## [WHAT IS BEING ASKED]
Each line that holds the string "下列说法错误的是" counts once; say how many such lines there are and add nothing.
_____
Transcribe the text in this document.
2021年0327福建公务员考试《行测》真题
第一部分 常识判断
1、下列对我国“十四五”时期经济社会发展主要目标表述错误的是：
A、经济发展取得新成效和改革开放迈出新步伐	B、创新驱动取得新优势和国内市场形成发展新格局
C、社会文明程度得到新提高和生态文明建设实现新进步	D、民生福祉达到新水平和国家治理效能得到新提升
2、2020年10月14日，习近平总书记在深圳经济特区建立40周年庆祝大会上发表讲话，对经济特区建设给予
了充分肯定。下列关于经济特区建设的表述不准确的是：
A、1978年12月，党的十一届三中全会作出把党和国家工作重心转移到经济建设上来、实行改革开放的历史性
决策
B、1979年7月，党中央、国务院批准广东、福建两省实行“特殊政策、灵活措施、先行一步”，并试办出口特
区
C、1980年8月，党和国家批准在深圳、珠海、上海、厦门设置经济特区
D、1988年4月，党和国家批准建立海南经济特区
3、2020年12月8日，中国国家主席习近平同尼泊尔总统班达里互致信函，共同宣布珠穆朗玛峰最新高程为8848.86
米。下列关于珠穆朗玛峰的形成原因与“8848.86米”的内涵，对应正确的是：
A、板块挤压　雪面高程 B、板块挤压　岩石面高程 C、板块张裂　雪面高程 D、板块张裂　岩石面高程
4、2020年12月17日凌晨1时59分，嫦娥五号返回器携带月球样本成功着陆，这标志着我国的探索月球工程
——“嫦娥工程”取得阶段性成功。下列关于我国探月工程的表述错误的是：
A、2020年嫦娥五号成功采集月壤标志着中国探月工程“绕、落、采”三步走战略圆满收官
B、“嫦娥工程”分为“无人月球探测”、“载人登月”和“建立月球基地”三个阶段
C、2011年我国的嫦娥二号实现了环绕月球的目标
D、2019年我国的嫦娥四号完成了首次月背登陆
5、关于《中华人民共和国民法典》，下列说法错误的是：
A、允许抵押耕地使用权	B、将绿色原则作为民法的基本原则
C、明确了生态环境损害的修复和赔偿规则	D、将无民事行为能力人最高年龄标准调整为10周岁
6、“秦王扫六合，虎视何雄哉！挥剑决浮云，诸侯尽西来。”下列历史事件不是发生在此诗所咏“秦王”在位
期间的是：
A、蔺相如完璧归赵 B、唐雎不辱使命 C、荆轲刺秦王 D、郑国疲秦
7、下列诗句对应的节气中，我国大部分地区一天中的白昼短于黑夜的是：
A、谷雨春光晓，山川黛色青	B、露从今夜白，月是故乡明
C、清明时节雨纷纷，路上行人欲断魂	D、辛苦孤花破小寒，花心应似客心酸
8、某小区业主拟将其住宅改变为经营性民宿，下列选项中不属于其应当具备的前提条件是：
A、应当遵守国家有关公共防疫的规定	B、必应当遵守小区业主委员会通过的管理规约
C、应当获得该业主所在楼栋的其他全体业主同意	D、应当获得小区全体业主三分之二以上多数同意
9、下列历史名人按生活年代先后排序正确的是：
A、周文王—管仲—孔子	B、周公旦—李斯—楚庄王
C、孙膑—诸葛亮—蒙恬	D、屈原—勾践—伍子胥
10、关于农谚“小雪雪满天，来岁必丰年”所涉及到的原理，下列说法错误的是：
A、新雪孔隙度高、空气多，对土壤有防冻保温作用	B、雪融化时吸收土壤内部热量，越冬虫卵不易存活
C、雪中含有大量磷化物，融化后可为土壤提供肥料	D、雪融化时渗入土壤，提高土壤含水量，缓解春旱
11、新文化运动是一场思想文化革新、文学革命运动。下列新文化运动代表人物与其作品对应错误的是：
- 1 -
_____
## [EXERCISE OUTPUT]
2